» What to do
Quote every line as written. Omit pictures.

» Records from a data collection

.....

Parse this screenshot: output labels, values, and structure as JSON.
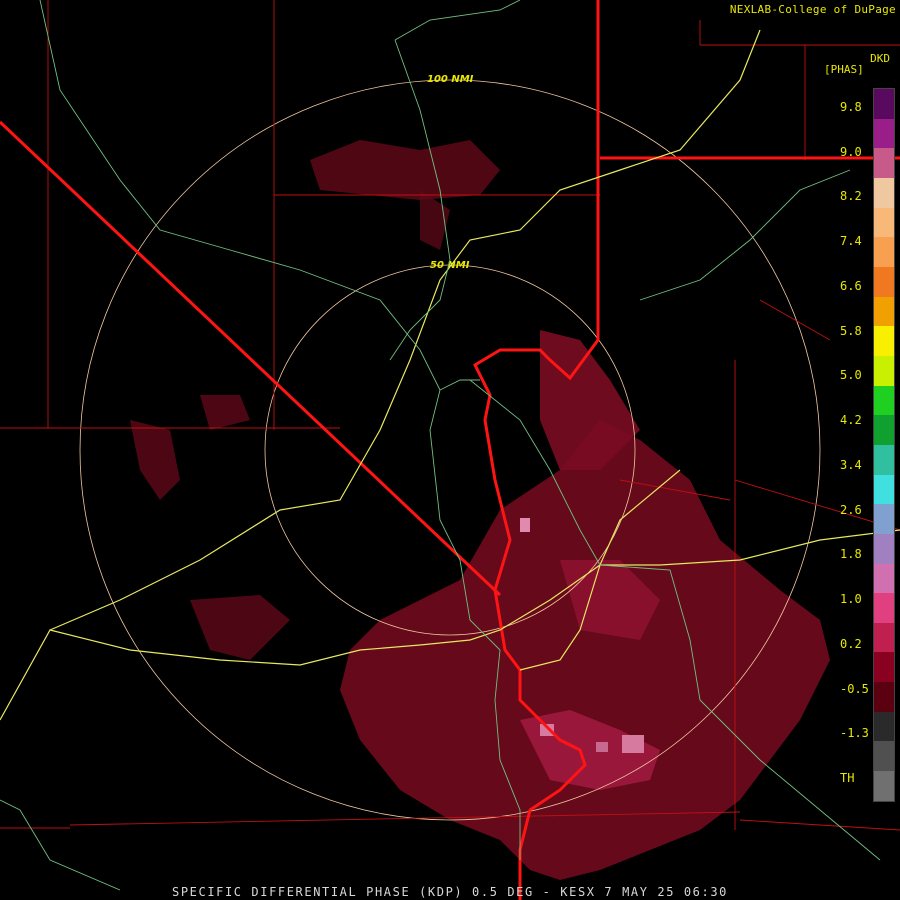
{
  "header": {
    "credit": "NEXLAB-College of DuPage"
  },
  "footer": {
    "caption": "SPECIFIC DIFFERENTIAL PHASE (KDP) 0.5 DEG - KESX 7 MAY 25 06:30"
  },
  "range_rings": {
    "inner_label": "50 NMI",
    "outer_label": "100 NMI"
  },
  "legend": {
    "unit": "DKD",
    "product": "[PHAS]",
    "ticks": [
      "9.8",
      "9.0",
      "8.2",
      "7.4",
      "6.6",
      "5.8",
      "5.0",
      "4.2",
      "3.4",
      "2.6",
      "1.8",
      "1.0",
      "0.2",
      "-0.5",
      "-1.3",
      "TH"
    ],
    "colors": [
      "#5a0a5e",
      "#9a1e8a",
      "#c85a8a",
      "#f0c8a0",
      "#f8b878",
      "#f8a050",
      "#f07820",
      "#f0a000",
      "#f8f000",
      "#c8f000",
      "#20d020",
      "#10a030",
      "#30c0a0",
      "#40e0e0",
      "#80a0d0",
      "#a080c0",
      "#d070b0",
      "#e04080",
      "#c02050",
      "#8a0020",
      "#5a0010",
      "#2a2a2a",
      "#505050",
      "#707070"
    ]
  }
}
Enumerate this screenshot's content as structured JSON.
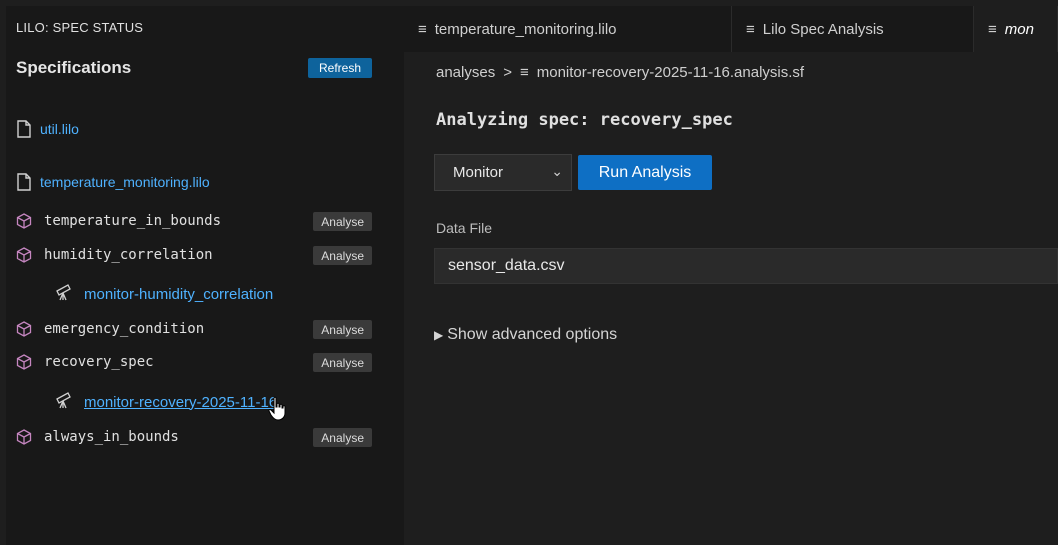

.....

» Task result
Parse this screenshot: output labels, values, and structure as JSON.
{
  "header": {
    "credit": "NEXLAB-College of DuPage"
  },
  "footer": {
    "caption": "SPECIFIC DIFFERENTIAL PHASE (KDP) 0.5 DEG - KESX 7 MAY 25 06:30"
  },
  "range_rings": {
    "inner_label": "50 NMI",
    "outer_label": "100 NMI"
  },
  "legend": {
    "unit": "DKD",
    "product": "[PHAS]",
    "ticks": [
      "9.8",
      "9.0",
      "8.2",
      "7.4",
      "6.6",
      "5.8",
      "5.0",
      "4.2",
      "3.4",
      "2.6",
      "1.8",
      "1.0",
      "0.2",
      "-0.5",
      "-1.3",
      "TH"
    ],
    "colors": [
      "#5a0a5e",
      "#9a1e8a",
      "#c85a8a",
      "#f0c8a0",
      "#f8b878",
      "#f8a050",
      "#f07820",
      "#f0a000",
      "#f8f000",
      "#c8f000",
      "#20d020",
      "#10a030",
      "#30c0a0",
      "#40e0e0",
      "#80a0d0",
      "#a080c0",
      "#d070b0",
      "#e04080",
      "#c02050",
      "#8a0020",
      "#5a0010",
      "#2a2a2a",
      "#505050",
      "#707070"
    ]
  }
}
Enumerate this screenshot's content as structured JSON.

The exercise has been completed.